_Exercise directions_
Your task is to copy the listing exactly. Drop any pictures from the copy.

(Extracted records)
►
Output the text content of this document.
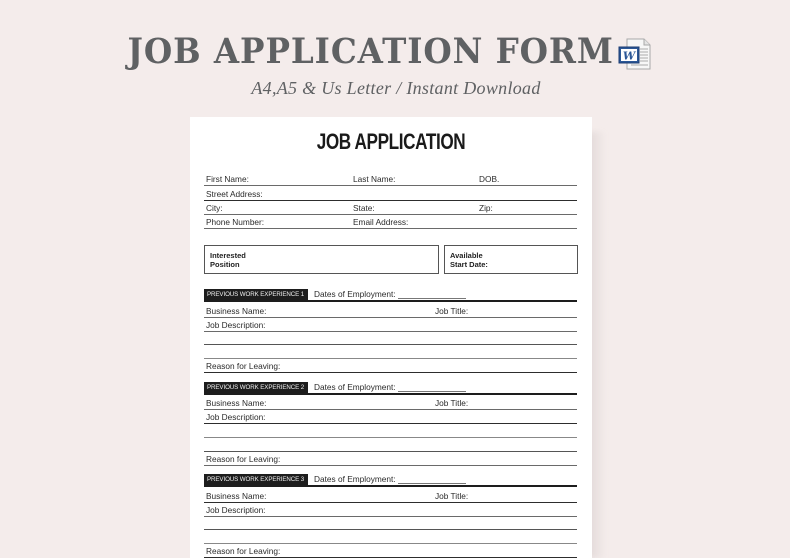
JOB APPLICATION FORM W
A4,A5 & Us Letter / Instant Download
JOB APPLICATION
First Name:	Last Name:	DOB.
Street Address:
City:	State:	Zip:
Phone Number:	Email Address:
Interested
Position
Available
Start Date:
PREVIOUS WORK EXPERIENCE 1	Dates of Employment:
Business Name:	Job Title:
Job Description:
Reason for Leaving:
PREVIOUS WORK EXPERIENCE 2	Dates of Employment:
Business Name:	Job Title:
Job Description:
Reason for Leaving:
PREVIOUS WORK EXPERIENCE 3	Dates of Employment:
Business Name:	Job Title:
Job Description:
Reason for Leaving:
◄
_Correct answer_
Output the text content of this document.
JOB APPLICATION FORM W
A4,A5 & Us Letter / Instant Download
JOB APPLICATION
First Name:	Last Name:	DOB.
Street Address:
City:	State:	Zip:
Phone Number:	Email Address:
Interested
Position
Available
Start Date:
PREVIOUS WORK EXPERIENCE 1	Dates of Employment:
Business Name:	Job Title:
Job Description:
Reason for Leaving:
PREVIOUS WORK EXPERIENCE 2	Dates of Employment:
Business Name:	Job Title:
Job Description:
Reason for Leaving:
PREVIOUS WORK EXPERIENCE 3	Dates of Employment:
Business Name:	Job Title:
Job Description:
Reason for Leaving:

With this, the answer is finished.